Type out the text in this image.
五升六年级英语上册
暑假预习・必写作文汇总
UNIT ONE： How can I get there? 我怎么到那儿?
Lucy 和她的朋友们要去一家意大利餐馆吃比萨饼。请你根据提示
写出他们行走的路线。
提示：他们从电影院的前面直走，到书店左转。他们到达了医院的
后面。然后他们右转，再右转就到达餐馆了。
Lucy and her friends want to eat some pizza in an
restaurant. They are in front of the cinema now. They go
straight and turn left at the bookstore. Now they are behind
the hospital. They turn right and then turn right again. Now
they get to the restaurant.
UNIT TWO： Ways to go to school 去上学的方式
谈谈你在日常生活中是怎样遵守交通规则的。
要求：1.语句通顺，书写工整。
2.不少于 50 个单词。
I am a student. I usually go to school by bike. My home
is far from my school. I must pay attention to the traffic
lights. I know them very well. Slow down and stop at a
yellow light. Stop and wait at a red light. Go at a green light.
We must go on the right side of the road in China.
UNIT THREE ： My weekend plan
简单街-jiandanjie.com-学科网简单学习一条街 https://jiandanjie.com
● ● ●
WRITTEN INSTRUCTION: Set all of the entries down again, exactly as they were given.

ANSWER BELOW:
Type out the text in this image.
五升六年级英语上册
暑假预习・必写作文汇总
UNIT ONE： How can I get there? 我怎么到那儿?
Lucy 和她的朋友们要去一家意大利餐馆吃比萨饼。请你根据提示
写出他们行走的路线。
提示：他们从电影院的前面直走，到书店左转。他们到达了医院的
后面。然后他们右转，再右转就到达餐馆了。
Lucy and her friends want to eat some pizza in an
restaurant. They are in front of the cinema now. They go
straight and turn left at the bookstore. Now they are behind
the hospital. They turn right and then turn right again. Now
they get to the restaurant.
UNIT TWO： Ways to go to school 去上学的方式
谈谈你在日常生活中是怎样遵守交通规则的。
要求：1.语句通顺，书写工整。
2.不少于 50 个单词。
I am a student. I usually go to school by bike. My home
is far from my school. I must pay attention to the traffic
lights. I know them very well. Slow down and stop at a
yellow light. Stop and wait at a red light. Go at a green light.
We must go on the right side of the road in China.
UNIT THREE ： My weekend plan
简单街-jiandanjie.com-学科网简单学习一条街 https://jiandanjie.com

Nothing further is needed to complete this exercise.